- TASK DIRECTIONS: Each record needs to be echoed exactly; can you do that?

- DATA EXTRACT:
********************

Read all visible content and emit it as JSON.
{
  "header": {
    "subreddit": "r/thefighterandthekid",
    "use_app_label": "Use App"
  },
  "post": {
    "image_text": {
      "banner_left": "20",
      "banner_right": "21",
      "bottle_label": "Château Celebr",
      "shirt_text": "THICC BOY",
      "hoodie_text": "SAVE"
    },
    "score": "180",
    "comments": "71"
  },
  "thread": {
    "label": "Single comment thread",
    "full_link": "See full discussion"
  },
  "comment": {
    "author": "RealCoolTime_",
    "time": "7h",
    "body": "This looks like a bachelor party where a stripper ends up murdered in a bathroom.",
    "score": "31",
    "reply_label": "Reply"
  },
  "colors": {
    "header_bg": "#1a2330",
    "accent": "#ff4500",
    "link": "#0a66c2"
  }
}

********************

- ANSWER TO THIS PROBLEM:
Read all visible content and emit it as JSON.
{
  "header": {
    "subreddit": "r/thefighterandthekid",
    "use_app_label": "Use App"
  },
  "post": {
    "image_text": {
      "banner_left": "20",
      "banner_right": "21",
      "bottle_label": "Château Celebr",
      "shirt_text": "THICC BOY",
      "hoodie_text": "SAVE"
    },
    "score": "180",
    "comments": "71"
  },
  "thread": {
    "label": "Single comment thread",
    "full_link": "See full discussion"
  },
  "comment": {
    "author": "RealCoolTime_",
    "time": "7h",
    "body": "This looks like a bachelor party where a stripper ends up murdered in a bathroom.",
    "score": "31",
    "reply_label": "Reply"
  },
  "colors": {
    "header_bg": "#1a2330",
    "accent": "#ff4500",
    "link": "#0a66c2"
  }
}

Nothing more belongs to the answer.